§ Task objective:
Within the records below, find each line that holds the string "Jean", then copy it.

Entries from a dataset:
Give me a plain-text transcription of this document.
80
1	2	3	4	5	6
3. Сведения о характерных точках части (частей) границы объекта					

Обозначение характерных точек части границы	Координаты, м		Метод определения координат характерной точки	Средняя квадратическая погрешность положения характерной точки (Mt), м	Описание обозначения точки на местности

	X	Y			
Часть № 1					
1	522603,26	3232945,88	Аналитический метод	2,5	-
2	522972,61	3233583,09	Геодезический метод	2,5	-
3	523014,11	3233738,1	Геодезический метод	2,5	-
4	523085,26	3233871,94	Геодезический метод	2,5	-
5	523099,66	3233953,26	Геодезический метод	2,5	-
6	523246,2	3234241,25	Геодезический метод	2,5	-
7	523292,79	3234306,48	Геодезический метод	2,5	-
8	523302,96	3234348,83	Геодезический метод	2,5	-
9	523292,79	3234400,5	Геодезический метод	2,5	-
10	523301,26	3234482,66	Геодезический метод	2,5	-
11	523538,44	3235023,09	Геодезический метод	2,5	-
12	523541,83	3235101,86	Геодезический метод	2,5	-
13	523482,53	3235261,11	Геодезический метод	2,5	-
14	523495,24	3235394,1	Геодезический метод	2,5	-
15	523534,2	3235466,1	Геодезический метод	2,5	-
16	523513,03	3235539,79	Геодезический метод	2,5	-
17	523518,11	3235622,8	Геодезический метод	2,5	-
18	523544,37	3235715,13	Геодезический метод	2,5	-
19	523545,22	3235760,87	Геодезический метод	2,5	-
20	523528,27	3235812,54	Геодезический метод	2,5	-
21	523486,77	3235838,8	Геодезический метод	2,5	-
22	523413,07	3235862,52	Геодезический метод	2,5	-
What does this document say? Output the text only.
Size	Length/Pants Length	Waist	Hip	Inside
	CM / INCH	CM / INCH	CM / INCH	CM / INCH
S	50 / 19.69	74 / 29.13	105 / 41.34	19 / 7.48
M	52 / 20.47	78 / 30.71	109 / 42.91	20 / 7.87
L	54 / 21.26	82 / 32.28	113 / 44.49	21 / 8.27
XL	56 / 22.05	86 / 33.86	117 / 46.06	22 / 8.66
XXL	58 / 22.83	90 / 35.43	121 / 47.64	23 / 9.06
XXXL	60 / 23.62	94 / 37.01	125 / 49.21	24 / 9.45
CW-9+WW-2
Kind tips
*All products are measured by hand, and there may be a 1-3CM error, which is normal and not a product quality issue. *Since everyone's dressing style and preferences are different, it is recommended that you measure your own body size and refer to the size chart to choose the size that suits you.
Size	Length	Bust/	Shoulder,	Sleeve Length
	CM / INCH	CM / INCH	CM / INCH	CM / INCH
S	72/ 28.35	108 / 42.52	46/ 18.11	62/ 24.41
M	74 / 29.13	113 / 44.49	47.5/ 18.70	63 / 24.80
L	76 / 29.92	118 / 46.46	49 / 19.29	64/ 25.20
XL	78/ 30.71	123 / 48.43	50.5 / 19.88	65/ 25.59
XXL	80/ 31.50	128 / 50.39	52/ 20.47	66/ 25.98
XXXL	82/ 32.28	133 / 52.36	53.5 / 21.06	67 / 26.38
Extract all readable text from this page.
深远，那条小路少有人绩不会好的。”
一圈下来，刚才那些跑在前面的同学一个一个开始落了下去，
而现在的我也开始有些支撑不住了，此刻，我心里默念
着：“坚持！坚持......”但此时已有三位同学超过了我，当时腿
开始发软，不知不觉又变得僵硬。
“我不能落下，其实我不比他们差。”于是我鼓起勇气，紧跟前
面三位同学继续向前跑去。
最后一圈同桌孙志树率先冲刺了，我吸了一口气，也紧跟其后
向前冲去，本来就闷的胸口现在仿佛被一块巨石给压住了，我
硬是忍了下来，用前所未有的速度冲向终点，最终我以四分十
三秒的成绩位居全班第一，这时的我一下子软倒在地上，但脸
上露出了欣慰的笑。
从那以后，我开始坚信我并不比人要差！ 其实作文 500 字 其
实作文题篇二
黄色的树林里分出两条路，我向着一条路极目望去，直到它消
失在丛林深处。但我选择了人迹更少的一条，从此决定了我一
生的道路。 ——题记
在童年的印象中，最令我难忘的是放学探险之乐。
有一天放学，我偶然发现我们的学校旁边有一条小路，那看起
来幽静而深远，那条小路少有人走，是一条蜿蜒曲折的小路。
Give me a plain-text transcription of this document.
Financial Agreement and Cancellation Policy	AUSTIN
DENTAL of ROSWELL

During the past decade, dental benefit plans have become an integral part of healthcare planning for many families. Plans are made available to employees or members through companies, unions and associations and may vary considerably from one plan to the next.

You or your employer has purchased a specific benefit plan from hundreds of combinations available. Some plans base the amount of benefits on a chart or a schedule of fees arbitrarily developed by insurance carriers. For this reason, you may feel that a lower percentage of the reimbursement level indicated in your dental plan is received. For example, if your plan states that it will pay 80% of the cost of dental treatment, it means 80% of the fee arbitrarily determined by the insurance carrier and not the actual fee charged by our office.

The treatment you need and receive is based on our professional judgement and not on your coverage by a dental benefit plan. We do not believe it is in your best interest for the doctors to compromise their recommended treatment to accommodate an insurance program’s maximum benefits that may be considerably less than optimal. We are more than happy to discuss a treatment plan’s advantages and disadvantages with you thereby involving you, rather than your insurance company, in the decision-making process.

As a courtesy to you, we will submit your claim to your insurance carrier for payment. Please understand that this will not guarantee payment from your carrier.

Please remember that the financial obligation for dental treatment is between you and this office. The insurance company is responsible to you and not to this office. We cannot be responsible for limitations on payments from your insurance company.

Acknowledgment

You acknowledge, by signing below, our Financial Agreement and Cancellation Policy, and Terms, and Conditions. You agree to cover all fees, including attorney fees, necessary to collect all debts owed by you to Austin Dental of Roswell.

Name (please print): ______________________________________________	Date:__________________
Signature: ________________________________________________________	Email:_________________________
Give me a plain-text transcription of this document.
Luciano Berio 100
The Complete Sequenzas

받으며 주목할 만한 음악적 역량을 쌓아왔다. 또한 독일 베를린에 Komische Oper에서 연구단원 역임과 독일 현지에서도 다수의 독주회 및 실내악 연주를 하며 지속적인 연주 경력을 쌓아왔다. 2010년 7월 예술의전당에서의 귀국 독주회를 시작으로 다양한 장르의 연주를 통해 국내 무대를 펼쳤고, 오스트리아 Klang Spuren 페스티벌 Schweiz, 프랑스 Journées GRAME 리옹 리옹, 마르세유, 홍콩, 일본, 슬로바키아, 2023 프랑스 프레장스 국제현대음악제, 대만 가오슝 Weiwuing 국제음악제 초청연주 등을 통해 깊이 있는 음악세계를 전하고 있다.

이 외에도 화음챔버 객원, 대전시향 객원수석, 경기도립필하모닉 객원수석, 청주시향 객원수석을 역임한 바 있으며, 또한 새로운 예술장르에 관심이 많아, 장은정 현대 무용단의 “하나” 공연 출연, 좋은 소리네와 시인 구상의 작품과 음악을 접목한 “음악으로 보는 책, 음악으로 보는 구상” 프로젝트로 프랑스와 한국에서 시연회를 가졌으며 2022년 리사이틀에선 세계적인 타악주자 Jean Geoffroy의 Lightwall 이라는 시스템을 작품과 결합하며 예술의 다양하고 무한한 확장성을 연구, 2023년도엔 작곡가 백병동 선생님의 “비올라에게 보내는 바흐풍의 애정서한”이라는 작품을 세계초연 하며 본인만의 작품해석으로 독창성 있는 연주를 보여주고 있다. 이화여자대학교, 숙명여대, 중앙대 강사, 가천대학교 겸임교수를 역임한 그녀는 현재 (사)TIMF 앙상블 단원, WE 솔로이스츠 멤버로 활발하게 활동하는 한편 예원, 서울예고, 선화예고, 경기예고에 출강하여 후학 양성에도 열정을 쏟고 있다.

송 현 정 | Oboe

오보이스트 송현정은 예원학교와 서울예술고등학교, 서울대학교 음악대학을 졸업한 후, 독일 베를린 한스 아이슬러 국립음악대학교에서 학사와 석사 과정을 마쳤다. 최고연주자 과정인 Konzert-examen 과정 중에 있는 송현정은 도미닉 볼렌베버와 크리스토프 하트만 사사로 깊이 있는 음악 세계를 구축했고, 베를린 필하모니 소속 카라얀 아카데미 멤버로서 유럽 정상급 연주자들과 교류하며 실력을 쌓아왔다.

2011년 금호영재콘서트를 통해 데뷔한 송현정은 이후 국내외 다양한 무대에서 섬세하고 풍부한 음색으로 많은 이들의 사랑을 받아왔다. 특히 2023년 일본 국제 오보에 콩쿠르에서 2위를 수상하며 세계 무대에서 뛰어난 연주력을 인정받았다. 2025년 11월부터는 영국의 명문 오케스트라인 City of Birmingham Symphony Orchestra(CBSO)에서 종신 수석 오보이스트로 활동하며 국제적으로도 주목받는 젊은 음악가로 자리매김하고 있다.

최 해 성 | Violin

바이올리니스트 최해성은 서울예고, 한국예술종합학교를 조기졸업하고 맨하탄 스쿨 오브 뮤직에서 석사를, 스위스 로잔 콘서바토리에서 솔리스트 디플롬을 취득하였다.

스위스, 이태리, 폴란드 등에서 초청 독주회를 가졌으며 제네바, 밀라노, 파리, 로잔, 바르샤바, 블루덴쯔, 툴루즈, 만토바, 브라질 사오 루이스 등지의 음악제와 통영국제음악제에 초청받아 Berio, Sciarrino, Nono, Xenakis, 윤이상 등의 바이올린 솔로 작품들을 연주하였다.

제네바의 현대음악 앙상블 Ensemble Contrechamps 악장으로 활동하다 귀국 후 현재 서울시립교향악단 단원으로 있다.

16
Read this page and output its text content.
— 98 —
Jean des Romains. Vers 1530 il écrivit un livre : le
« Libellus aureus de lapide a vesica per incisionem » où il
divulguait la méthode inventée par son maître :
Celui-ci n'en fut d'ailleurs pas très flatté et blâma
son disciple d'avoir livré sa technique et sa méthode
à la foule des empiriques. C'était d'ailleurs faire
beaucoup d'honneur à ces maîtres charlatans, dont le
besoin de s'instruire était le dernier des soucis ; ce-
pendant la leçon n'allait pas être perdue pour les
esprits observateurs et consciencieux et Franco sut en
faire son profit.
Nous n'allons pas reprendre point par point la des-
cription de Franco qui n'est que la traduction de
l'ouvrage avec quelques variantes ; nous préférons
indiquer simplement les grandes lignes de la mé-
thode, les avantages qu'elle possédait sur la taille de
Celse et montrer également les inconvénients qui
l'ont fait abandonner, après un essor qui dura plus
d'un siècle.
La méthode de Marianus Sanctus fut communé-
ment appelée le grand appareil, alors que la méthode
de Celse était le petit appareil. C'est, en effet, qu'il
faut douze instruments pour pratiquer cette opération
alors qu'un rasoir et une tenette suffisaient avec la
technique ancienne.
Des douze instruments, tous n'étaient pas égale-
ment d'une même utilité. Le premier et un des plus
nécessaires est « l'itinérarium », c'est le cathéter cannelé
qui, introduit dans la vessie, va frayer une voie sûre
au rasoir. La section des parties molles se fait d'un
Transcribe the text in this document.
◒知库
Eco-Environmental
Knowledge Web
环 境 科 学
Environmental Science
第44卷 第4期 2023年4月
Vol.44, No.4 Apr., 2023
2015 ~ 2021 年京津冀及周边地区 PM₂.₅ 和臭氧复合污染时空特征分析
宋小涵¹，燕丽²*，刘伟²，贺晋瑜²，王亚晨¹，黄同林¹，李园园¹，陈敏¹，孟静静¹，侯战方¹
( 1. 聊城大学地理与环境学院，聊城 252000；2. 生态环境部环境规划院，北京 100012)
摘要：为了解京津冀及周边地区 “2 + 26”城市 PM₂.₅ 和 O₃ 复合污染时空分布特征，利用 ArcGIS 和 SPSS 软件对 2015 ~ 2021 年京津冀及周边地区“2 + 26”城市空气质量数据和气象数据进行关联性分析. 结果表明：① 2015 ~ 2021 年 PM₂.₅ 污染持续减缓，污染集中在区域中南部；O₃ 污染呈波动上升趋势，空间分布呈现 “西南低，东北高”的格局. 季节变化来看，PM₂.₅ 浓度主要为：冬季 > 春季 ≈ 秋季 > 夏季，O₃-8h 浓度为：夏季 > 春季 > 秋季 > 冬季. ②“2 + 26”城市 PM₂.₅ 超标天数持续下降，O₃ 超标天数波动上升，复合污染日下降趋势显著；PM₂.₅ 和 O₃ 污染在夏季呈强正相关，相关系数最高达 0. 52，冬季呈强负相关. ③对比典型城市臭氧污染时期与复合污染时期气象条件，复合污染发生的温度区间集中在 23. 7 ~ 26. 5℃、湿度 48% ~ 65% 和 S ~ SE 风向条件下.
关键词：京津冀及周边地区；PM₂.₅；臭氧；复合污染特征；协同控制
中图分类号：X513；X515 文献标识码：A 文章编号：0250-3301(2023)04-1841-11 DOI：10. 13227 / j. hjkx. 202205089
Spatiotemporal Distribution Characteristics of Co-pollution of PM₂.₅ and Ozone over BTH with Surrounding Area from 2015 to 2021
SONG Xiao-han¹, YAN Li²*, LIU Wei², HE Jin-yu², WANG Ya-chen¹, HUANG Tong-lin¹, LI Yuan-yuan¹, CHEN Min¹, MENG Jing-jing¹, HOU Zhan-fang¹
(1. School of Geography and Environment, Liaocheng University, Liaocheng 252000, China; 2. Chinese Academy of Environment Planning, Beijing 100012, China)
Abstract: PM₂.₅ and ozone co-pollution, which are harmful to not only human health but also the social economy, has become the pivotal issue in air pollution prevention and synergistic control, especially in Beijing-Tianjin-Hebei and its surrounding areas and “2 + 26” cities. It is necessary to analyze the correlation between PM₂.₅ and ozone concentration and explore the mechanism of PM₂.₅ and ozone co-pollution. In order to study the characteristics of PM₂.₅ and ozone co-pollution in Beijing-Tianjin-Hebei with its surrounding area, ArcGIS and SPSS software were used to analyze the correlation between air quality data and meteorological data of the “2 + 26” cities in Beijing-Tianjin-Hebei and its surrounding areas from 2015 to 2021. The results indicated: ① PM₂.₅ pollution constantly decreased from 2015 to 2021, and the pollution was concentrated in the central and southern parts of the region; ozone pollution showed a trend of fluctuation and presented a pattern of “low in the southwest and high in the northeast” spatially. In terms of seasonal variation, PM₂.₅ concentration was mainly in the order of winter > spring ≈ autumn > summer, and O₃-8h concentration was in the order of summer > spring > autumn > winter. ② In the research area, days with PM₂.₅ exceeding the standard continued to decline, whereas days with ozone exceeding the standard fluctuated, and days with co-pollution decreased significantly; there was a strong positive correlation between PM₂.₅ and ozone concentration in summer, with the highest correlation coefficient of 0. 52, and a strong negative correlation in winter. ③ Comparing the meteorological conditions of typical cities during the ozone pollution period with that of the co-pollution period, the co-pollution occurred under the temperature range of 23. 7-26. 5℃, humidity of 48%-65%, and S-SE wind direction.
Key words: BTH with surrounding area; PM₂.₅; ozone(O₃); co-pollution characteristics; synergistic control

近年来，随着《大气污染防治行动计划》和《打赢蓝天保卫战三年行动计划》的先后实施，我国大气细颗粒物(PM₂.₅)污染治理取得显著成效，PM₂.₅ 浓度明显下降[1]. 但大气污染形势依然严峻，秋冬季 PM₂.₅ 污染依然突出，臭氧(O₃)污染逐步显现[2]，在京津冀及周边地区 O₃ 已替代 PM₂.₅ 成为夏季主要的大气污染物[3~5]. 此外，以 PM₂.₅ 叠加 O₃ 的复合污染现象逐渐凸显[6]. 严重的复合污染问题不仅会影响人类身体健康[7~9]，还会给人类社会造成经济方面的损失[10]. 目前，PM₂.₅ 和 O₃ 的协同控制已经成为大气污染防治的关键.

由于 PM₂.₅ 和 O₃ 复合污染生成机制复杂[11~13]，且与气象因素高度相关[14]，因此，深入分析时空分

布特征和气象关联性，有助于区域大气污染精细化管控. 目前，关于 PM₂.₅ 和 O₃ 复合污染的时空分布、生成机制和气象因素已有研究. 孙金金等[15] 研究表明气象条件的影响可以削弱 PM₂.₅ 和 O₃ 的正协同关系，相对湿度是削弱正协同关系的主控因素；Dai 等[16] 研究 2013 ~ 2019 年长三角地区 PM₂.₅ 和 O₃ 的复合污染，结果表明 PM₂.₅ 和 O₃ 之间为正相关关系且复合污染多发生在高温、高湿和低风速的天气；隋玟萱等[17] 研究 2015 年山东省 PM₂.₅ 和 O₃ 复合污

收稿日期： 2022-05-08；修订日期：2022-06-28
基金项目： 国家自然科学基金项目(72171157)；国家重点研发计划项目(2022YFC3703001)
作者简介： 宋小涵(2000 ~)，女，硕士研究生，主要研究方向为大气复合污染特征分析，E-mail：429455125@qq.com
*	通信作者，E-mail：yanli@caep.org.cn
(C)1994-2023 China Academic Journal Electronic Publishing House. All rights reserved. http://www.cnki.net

§ Output of the exercise:
이 외에도 화음챔버 객원, 대전시향 객원수석, 경기도립필하모닉 객원수석, 청주시향 객원수석을 역임한 바 있으며, 또한 새로운 예술장르에 관심이 많아, 장은정 현대 무용단의 “하나” 공연 출연, 좋은 소리네와 시인 구상의 작품과 음악을 접목한 “음악으로 보는 책, 음악으로 보는 구상” 프로젝트로 프랑스와 한국에서 시연회를 가졌으며 2022년 리사이틀에선 세계적인 타악주자 Jean Geoffroy의 Lightwall 이라는 시스템을 작품과 결합하며 예술의 다양하고 무한한 확장성을 연구, 2023년도엔 작곡가 백병동 선생님의 “비올라에게 보내는 바흐풍의 애정서한”이라는 작품을 세계초연 하며 본인만의 작품해석으로 독창성 있는 연주를 보여주고 있다. 이화여자대학교, 숙명여대, 중앙대 강사, 가천대학교 겸임교수를 역임한 그녀는 현재 (사)TIMF 앙상블 단원, WE 솔로이스츠 멤버로 활발하게 활동하는 한편 예원, 서울예고, 선화예고, 경기예고에 출강하여 후학 양성에도 열정을 쏟고 있다.
Jean des Romains. Vers 1530 il écrivit un livre : le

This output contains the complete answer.